What you need to do:
Search the listing below for "shear". Copy each matching line.

Records for this task:
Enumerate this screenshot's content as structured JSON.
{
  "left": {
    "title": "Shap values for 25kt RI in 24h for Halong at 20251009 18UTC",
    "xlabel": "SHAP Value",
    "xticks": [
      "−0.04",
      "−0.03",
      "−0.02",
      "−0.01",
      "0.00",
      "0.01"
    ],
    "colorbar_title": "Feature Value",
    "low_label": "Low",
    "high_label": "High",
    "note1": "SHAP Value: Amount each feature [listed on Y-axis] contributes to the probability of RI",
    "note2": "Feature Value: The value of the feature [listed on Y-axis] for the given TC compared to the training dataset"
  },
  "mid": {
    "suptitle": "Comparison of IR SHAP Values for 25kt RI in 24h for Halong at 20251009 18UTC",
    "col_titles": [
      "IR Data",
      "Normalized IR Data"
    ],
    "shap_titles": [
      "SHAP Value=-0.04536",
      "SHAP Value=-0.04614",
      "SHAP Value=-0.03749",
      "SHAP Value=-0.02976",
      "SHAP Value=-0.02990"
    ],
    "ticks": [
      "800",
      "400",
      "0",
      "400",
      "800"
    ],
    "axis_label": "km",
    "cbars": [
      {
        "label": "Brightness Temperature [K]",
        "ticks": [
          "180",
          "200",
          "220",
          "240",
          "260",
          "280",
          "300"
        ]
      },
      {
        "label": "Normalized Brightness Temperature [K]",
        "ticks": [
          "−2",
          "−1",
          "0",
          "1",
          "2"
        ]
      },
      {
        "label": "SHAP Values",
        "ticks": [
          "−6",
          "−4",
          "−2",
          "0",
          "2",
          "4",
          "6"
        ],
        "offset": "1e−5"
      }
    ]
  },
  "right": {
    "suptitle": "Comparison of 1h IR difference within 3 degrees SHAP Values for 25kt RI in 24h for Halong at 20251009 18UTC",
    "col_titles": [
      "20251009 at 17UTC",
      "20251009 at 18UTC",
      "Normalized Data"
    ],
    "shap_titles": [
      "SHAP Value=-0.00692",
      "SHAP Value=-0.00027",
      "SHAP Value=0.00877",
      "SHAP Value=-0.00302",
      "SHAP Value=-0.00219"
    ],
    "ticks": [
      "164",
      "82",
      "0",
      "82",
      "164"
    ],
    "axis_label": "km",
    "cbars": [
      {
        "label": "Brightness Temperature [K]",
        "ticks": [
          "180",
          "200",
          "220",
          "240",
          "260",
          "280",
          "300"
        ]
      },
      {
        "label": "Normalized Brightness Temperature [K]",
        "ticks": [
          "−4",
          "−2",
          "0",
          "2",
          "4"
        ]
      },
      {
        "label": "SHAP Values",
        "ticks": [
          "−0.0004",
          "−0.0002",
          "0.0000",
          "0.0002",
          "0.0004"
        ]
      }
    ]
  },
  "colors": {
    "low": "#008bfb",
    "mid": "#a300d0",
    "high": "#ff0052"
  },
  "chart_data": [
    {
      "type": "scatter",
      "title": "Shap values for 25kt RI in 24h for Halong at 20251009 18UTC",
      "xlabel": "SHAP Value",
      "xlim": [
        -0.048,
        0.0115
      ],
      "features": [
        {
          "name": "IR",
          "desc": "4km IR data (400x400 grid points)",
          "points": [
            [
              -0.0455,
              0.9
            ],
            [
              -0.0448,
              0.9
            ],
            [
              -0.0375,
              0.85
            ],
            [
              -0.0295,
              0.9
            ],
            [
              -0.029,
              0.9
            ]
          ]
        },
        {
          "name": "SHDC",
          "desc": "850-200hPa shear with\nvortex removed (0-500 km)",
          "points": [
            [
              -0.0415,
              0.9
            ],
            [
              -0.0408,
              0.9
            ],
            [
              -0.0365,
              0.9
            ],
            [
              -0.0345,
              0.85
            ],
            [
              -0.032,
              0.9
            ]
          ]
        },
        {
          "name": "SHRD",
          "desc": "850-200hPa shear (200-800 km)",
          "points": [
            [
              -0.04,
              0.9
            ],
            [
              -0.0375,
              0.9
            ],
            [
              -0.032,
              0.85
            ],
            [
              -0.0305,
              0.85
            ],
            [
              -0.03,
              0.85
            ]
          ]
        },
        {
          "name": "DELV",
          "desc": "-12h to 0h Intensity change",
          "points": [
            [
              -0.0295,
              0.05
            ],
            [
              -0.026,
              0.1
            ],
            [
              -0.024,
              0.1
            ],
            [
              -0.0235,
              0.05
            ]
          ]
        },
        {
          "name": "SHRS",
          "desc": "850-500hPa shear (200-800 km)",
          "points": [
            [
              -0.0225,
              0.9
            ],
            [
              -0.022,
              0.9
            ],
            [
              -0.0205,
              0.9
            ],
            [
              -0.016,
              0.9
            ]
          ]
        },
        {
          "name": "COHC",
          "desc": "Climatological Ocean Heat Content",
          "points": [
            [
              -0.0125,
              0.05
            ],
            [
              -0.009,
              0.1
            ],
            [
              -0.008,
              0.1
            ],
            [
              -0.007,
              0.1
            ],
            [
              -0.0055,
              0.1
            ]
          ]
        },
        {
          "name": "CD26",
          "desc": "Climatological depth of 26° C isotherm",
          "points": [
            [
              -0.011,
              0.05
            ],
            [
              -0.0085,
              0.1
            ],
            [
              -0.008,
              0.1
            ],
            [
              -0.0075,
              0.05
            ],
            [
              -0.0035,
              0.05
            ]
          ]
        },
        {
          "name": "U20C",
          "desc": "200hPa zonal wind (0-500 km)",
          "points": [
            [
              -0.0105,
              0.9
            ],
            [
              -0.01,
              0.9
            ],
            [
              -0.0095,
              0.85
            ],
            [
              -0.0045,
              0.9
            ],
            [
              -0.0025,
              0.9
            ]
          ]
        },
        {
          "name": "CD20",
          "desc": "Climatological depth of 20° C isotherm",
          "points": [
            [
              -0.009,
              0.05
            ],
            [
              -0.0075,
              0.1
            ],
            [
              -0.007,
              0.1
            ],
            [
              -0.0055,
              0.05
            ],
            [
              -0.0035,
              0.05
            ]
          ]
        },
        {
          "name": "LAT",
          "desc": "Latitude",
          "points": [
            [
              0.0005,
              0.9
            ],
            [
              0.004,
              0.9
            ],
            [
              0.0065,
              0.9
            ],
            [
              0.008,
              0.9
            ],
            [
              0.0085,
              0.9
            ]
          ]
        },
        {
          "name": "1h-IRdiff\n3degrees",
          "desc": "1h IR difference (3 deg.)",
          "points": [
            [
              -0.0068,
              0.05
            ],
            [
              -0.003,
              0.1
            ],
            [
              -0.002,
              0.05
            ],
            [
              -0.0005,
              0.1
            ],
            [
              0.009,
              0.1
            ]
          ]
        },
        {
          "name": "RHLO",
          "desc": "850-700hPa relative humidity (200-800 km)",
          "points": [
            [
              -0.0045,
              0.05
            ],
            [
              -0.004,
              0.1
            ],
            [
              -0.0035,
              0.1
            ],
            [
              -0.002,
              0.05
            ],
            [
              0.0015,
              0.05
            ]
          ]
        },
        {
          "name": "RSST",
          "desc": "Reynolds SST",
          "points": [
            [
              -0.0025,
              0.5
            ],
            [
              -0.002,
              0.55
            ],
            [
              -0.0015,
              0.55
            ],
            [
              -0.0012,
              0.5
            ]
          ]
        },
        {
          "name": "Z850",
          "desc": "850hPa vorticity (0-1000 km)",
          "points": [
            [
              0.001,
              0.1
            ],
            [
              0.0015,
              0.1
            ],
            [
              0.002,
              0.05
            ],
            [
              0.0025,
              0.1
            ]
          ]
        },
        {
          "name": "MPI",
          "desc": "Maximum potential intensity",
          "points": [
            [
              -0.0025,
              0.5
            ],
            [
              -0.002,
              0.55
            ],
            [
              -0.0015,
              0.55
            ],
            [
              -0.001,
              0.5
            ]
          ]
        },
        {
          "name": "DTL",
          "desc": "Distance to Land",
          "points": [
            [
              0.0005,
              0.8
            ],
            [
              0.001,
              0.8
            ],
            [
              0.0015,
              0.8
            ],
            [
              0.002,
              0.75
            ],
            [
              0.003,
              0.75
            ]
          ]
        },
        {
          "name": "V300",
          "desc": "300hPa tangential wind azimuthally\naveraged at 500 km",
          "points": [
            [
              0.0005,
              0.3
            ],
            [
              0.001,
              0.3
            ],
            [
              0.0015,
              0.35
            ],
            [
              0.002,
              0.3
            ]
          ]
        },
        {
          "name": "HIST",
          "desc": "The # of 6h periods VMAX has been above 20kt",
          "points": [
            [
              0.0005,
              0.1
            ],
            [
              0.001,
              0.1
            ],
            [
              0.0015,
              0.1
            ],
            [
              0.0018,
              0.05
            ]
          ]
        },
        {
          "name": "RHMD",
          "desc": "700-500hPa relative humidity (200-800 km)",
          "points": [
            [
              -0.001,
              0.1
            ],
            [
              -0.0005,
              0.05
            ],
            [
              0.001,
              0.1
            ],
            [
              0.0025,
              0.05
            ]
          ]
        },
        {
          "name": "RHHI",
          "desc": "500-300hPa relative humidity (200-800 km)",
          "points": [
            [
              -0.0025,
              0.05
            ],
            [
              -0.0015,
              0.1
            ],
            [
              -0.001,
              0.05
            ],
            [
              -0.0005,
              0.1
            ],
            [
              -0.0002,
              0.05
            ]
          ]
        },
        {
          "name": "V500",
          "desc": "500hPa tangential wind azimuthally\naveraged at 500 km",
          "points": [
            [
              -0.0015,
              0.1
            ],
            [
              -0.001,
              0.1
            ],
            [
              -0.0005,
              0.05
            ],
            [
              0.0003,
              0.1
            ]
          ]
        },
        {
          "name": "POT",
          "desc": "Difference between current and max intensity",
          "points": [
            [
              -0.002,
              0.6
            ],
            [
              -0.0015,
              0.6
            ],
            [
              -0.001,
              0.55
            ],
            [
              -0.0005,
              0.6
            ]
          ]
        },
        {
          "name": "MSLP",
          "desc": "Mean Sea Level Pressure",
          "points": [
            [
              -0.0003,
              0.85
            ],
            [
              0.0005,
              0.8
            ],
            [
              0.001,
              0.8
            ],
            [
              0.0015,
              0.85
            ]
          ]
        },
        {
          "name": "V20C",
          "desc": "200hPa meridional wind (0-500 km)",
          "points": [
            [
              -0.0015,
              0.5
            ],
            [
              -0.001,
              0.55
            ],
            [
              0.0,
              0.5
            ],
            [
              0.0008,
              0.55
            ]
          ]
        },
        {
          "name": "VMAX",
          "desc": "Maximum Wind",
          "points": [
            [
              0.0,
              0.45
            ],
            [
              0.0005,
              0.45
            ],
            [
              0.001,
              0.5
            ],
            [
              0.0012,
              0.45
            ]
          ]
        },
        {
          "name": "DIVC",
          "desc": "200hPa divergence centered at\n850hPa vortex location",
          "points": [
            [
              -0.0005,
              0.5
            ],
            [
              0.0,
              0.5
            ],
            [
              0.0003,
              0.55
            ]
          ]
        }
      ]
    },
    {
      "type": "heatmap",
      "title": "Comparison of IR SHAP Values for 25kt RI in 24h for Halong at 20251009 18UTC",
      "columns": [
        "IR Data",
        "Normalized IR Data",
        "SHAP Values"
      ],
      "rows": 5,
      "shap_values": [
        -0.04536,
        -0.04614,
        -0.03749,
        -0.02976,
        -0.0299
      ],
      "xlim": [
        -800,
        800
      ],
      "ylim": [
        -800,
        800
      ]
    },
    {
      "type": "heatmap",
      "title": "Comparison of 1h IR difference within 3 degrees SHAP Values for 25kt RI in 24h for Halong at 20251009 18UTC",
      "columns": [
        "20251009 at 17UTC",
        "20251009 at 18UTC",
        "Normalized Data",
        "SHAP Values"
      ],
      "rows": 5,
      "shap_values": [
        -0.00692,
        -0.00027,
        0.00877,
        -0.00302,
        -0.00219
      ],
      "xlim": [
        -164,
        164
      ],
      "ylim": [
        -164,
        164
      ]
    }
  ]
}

The solution:
          "desc": "850-200hPa shear with\nvortex removed (0-500 km)",
          "desc": "850-200hPa shear (200-800 km)",
          "desc": "850-500hPa shear (200-800 km)",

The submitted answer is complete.